> [Directions for this task]
Restate the data word for word and leave the images out.

Dataset records
** start **

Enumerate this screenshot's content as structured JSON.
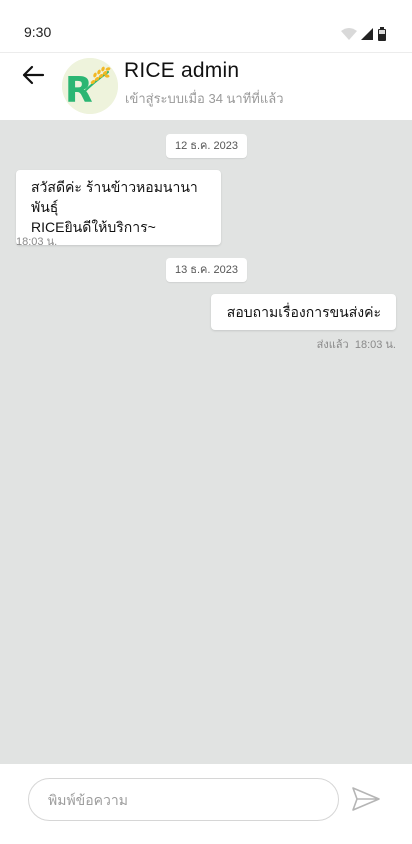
{
  "status_bar": {
    "time": "9:30",
    "icons": [
      "wifi-icon",
      "signal-icon",
      "battery-icon"
    ]
  },
  "header": {
    "back_icon": "arrow-left-icon",
    "avatar_letter": "R",
    "name": "RICE admin",
    "last_seen": "เข้าสู่ระบบเมื่อ 34 นาทีที่แล้ว"
  },
  "chat": {
    "messages": [
      {
        "date": "12 ธ.ค. 2023",
        "direction": "incoming",
        "lines": [
          "สวัสดีค่ะ ร้านข้าวหอมนานาพันธุ์",
          "RICEยินดีให้บริการ~"
        ],
        "time": "18:03 น."
      },
      {
        "date": "13 ธ.ค. 2023",
        "direction": "outgoing",
        "lines": [
          "สอบถามเรื่องการขนส่งค่ะ"
        ],
        "status": "ส่งแล้ว",
        "time": "18:03 น."
      }
    ]
  },
  "composer": {
    "placeholder": "พิมพ์ข้อความ",
    "value": "",
    "send_icon": "send-icon"
  },
  "colors": {
    "chat_background": "#e1e3e2",
    "logo_green": "#2bb673",
    "logo_yellow": "#f2b824",
    "avatar_background": "#eef3dc"
  }
}
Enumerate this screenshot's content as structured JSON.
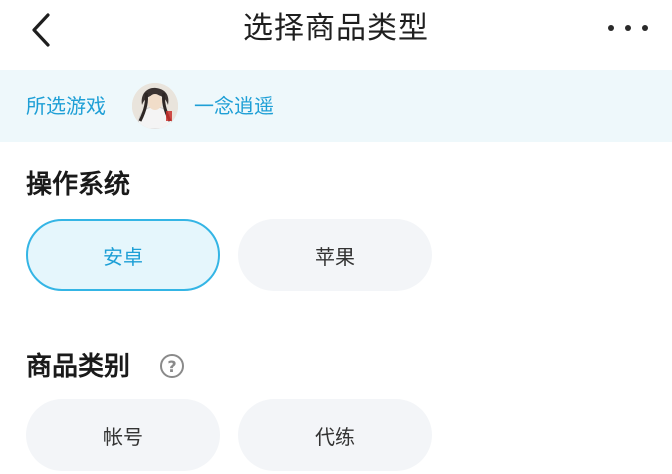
{
  "header": {
    "title": "选择商品类型"
  },
  "game": {
    "label": "所选游戏",
    "name": "一念逍遥"
  },
  "os_section": {
    "title": "操作系统",
    "options": [
      {
        "label": "安卓",
        "selected": true
      },
      {
        "label": "苹果",
        "selected": false
      }
    ]
  },
  "category_section": {
    "title": "商品类别",
    "help_icon": "?",
    "options": [
      {
        "label": "帐号",
        "selected": false
      },
      {
        "label": "代练",
        "selected": false
      }
    ]
  },
  "colors": {
    "accent": "#34b5e5",
    "accent_text": "#1d9fd6",
    "game_bar_bg": "#eef8fb"
  }
}
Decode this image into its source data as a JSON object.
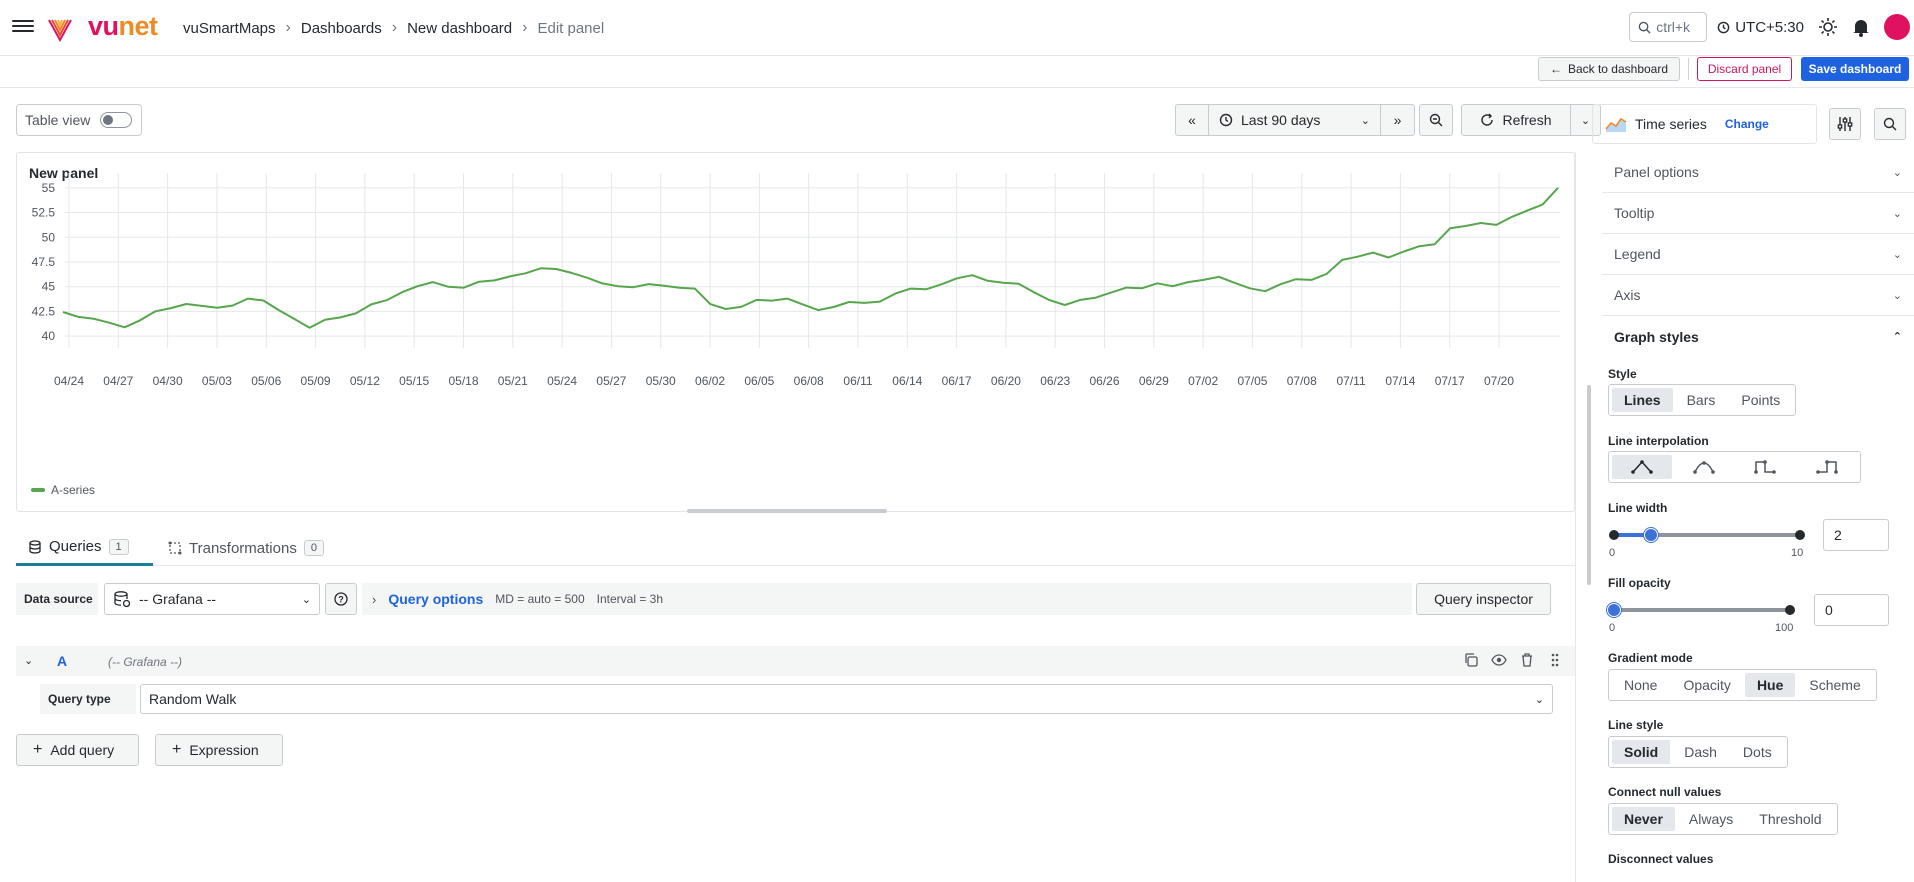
{
  "app": {
    "logo_vu": "vu",
    "logo_net": "net",
    "breadcrumbs": [
      "vuSmartMaps",
      "Dashboards",
      "New dashboard",
      "Edit panel"
    ],
    "search_shortcut": "ctrl+k",
    "timezone": "UTC+5:30"
  },
  "actions": {
    "back": "Back to dashboard",
    "discard": "Discard panel",
    "save": "Save dashboard"
  },
  "panel_toolbar": {
    "table_view": "Table view",
    "time_range": "Last 90 days",
    "refresh": "Refresh"
  },
  "panel": {
    "title": "New panel",
    "legend": "A-series"
  },
  "colors": {
    "series": "#56a64b",
    "accent": "#1f62e0",
    "danger": "#d1165f",
    "brand_vu": "#e0115f",
    "brand_net": "#f08a24"
  },
  "chart_data": {
    "type": "line",
    "title": "New panel",
    "xlabel": "",
    "ylabel": "",
    "ylim": [
      38.8,
      56.5
    ],
    "y_ticks": [
      "40",
      "42.5",
      "45",
      "47.5",
      "50",
      "52.5",
      "55"
    ],
    "x_ticks": [
      "04/24",
      "04/27",
      "04/30",
      "05/03",
      "05/06",
      "05/09",
      "05/12",
      "05/15",
      "05/18",
      "05/21",
      "05/24",
      "05/27",
      "05/30",
      "06/02",
      "06/05",
      "06/08",
      "06/11",
      "06/14",
      "06/17",
      "06/20",
      "06/23",
      "06/26",
      "06/29",
      "07/02",
      "07/05",
      "07/08",
      "07/11",
      "07/14",
      "07/17",
      "07/20"
    ],
    "grid": true,
    "legend_position": "bottom-left",
    "series": [
      {
        "name": "A-series",
        "x_start": "04/23",
        "x_end": "07/22",
        "values": [
          42.6,
          42.0,
          41.7,
          41.2,
          41.0,
          41.6,
          42.4,
          43.0,
          43.3,
          43.0,
          42.7,
          43.2,
          43.8,
          43.5,
          42.8,
          41.8,
          40.8,
          41.5,
          42.0,
          42.3,
          43.1,
          43.8,
          44.5,
          45.0,
          45.3,
          45.1,
          44.9,
          45.4,
          45.8,
          46.1,
          46.3,
          46.7,
          46.9,
          46.4,
          45.8,
          45.5,
          45.1,
          44.9,
          45.1,
          45.2,
          44.9,
          44.7,
          43.4,
          42.8,
          42.9,
          43.5,
          43.7,
          43.8,
          43.1,
          42.8,
          43.0,
          43.4,
          43.2,
          43.6,
          44.3,
          44.7,
          44.9,
          45.3,
          45.8,
          46.0,
          45.7,
          45.4,
          45.2,
          44.6,
          43.7,
          43.1,
          43.5,
          44.0,
          44.4,
          44.8,
          45.0,
          45.4,
          45.0,
          45.3,
          45.8,
          46.0,
          45.3,
          45.0,
          44.6,
          45.2,
          45.6,
          45.8,
          46.3,
          47.6,
          48.2,
          48.5,
          47.9,
          48.4,
          49.2,
          49.3,
          50.8,
          51.3,
          51.5,
          51.2,
          51.9,
          52.8,
          53.3,
          54.9
        ]
      }
    ]
  },
  "tabs": [
    {
      "label": "Queries",
      "count": "1"
    },
    {
      "label": "Transformations",
      "count": "0"
    }
  ],
  "query_bar": {
    "data_source_label": "Data source",
    "data_source_value": "-- Grafana --",
    "query_options_title": "Query options",
    "md": "MD = auto = 500",
    "interval": "Interval = 3h",
    "inspector": "Query inspector"
  },
  "query": {
    "letter": "A",
    "ds_name": "(-- Grafana --)",
    "type_label": "Query type",
    "type_value": "Random Walk"
  },
  "add_buttons": {
    "add_query": "Add query",
    "expression": "Expression"
  },
  "options": {
    "viz_name": "Time series",
    "viz_change": "Change",
    "sections": [
      "Panel options",
      "Tooltip",
      "Legend",
      "Axis",
      "Graph styles"
    ],
    "style": {
      "label": "Style",
      "options": [
        "Lines",
        "Bars",
        "Points"
      ],
      "selected": "Lines"
    },
    "line_interpolation": {
      "label": "Line interpolation"
    },
    "line_width": {
      "label": "Line width",
      "min": "0",
      "max": "10",
      "value": "2",
      "fraction": 0.2
    },
    "fill_opacity": {
      "label": "Fill opacity",
      "min": "0",
      "max": "100",
      "value": "0",
      "fraction": 0.0
    },
    "gradient_mode": {
      "label": "Gradient mode",
      "options": [
        "None",
        "Opacity",
        "Hue",
        "Scheme"
      ],
      "selected": "Hue"
    },
    "line_style": {
      "label": "Line style",
      "options": [
        "Solid",
        "Dash",
        "Dots"
      ],
      "selected": "Solid"
    },
    "connect_null": {
      "label": "Connect null values",
      "options": [
        "Never",
        "Always",
        "Threshold"
      ],
      "selected": "Never"
    },
    "disconnect": {
      "label": "Disconnect values"
    }
  }
}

** end **

> [The reply]
Enumerate this screenshot's content as structured JSON.
{
  "status_bar": {
    "time": "9:30",
    "icons": [
      "wifi-icon",
      "signal-icon",
      "battery-icon"
    ]
  },
  "header": {
    "back_icon": "arrow-left-icon",
    "avatar_letter": "R",
    "name": "RICE admin",
    "last_seen": "เข้าสู่ระบบเมื่อ 34 นาทีที่แล้ว"
  },
  "chat": {
    "messages": [
      {
        "date": "12 ธ.ค. 2023",
        "direction": "incoming",
        "lines": [
          "สวัสดีค่ะ ร้านข้าวหอมนานาพันธุ์",
          "RICEยินดีให้บริการ~"
        ],
        "time": "18:03 น."
      },
      {
        "date": "13 ธ.ค. 2023",
        "direction": "outgoing",
        "lines": [
          "สอบถามเรื่องการขนส่งค่ะ"
        ],
        "status": "ส่งแล้ว",
        "time": "18:03 น."
      }
    ]
  },
  "composer": {
    "placeholder": "พิมพ์ข้อความ",
    "value": "",
    "send_icon": "send-icon"
  },
  "colors": {
    "chat_background": "#e1e3e2",
    "logo_green": "#2bb673",
    "logo_yellow": "#f2b824",
    "avatar_background": "#eef3dc"
  }
}
Enumerate this screenshot's content as structured JSON.
{
  "header": {
    "title": "选择商品类型"
  },
  "game": {
    "label": "所选游戏",
    "name": "一念逍遥"
  },
  "os_section": {
    "title": "操作系统",
    "options": [
      {
        "label": "安卓",
        "selected": true
      },
      {
        "label": "苹果",
        "selected": false
      }
    ]
  },
  "category_section": {
    "title": "商品类别",
    "help_icon": "?",
    "options": [
      {
        "label": "帐号",
        "selected": false
      },
      {
        "label": "代练",
        "selected": false
      }
    ]
  },
  "colors": {
    "accent": "#34b5e5",
    "accent_text": "#1d9fd6",
    "game_bar_bg": "#eef8fb"
  }
}
Decode this image into its source data as a JSON object.
{
  "app": {
    "logo_vu": "vu",
    "logo_net": "net",
    "breadcrumbs": [
      "vuSmartMaps",
      "Dashboards",
      "New dashboard",
      "Edit panel"
    ],
    "search_shortcut": "ctrl+k",
    "timezone": "UTC+5:30"
  },
  "actions": {
    "back": "Back to dashboard",
    "discard": "Discard panel",
    "save": "Save dashboard"
  },
  "panel_toolbar": {
    "table_view": "Table view",
    "time_range": "Last 90 days",
    "refresh": "Refresh"
  },
  "panel": {
    "title": "New panel",
    "legend": "A-series"
  },
  "colors": {
    "series": "#56a64b",
    "accent": "#1f62e0",
    "danger": "#d1165f",
    "brand_vu": "#e0115f",
    "brand_net": "#f08a24"
  },
  "chart_data": {
    "type": "line",
    "title": "New panel",
    "xlabel": "",
    "ylabel": "",
    "ylim": [
      38.8,
      56.5
    ],
    "y_ticks": [
      "40",
      "42.5",
      "45",
      "47.5",
      "50",
      "52.5",
      "55"
    ],
    "x_ticks": [
      "04/24",
      "04/27",
      "04/30",
      "05/03",
      "05/06",
      "05/09",
      "05/12",
      "05/15",
      "05/18",
      "05/21",
      "05/24",
      "05/27",
      "05/30",
      "06/02",
      "06/05",
      "06/08",
      "06/11",
      "06/14",
      "06/17",
      "06/20",
      "06/23",
      "06/26",
      "06/29",
      "07/02",
      "07/05",
      "07/08",
      "07/11",
      "07/14",
      "07/17",
      "07/20"
    ],
    "grid": true,
    "legend_position": "bottom-left",
    "series": [
      {
        "name": "A-series",
        "x_start": "04/23",
        "x_end": "07/22",
        "values": [
          42.6,
          42.0,
          41.7,
          41.2,
          41.0,
          41.6,
          42.4,
          43.0,
          43.3,
          43.0,
          42.7,
          43.2,
          43.8,
          43.5,
          42.8,
          41.8,
          40.8,
          41.5,
          42.0,
          42.3,
          43.1,
          43.8,
          44.5,
          45.0,
          45.3,
          45.1,
          44.9,
          45.4,
          45.8,
          46.1,
          46.3,
          46.7,
          46.9,
          46.4,
          45.8,
          45.5,
          45.1,
          44.9,
          45.1,
          45.2,
          44.9,
          44.7,
          43.4,
          42.8,
          42.9,
          43.5,
          43.7,
          43.8,
          43.1,
          42.8,
          43.0,
          43.4,
          43.2,
          43.6,
          44.3,
          44.7,
          44.9,
          45.3,
          45.8,
          46.0,
          45.7,
          45.4,
          45.2,
          44.6,
          43.7,
          43.1,
          43.5,
          44.0,
          44.4,
          44.8,
          45.0,
          45.4,
          45.0,
          45.3,
          45.8,
          46.0,
          45.3,
          45.0,
          44.6,
          45.2,
          45.6,
          45.8,
          46.3,
          47.6,
          48.2,
          48.5,
          47.9,
          48.4,
          49.2,
          49.3,
          50.8,
          51.3,
          51.5,
          51.2,
          51.9,
          52.8,
          53.3,
          54.9
        ]
      }
    ]
  },
  "tabs": [
    {
      "label": "Queries",
      "count": "1"
    },
    {
      "label": "Transformations",
      "count": "0"
    }
  ],
  "query_bar": {
    "data_source_label": "Data source",
    "data_source_value": "-- Grafana --",
    "query_options_title": "Query options",
    "md": "MD = auto = 500",
    "interval": "Interval = 3h",
    "inspector": "Query inspector"
  },
  "query": {
    "letter": "A",
    "ds_name": "(-- Grafana --)",
    "type_label": "Query type",
    "type_value": "Random Walk"
  },
  "add_buttons": {
    "add_query": "Add query",
    "expression": "Expression"
  },
  "options": {
    "viz_name": "Time series",
    "viz_change": "Change",
    "sections": [
      "Panel options",
      "Tooltip",
      "Legend",
      "Axis",
      "Graph styles"
    ],
    "style": {
      "label": "Style",
      "options": [
        "Lines",
        "Bars",
        "Points"
      ],
      "selected": "Lines"
    },
    "line_interpolation": {
      "label": "Line interpolation"
    },
    "line_width": {
      "label": "Line width",
      "min": "0",
      "max": "10",
      "value": "2",
      "fraction": 0.2
    },
    "fill_opacity": {
      "label": "Fill opacity",
      "min": "0",
      "max": "100",
      "value": "0",
      "fraction": 0.0
    },
    "gradient_mode": {
      "label": "Gradient mode",
      "options": [
        "None",
        "Opacity",
        "Hue",
        "Scheme"
      ],
      "selected": "Hue"
    },
    "line_style": {
      "label": "Line style",
      "options": [
        "Solid",
        "Dash",
        "Dots"
      ],
      "selected": "Solid"
    },
    "connect_null": {
      "label": "Connect null values",
      "options": [
        "Never",
        "Always",
        "Threshold"
      ],
      "selected": "Never"
    },
    "disconnect": {
      "label": "Disconnect values"
    }
  }
}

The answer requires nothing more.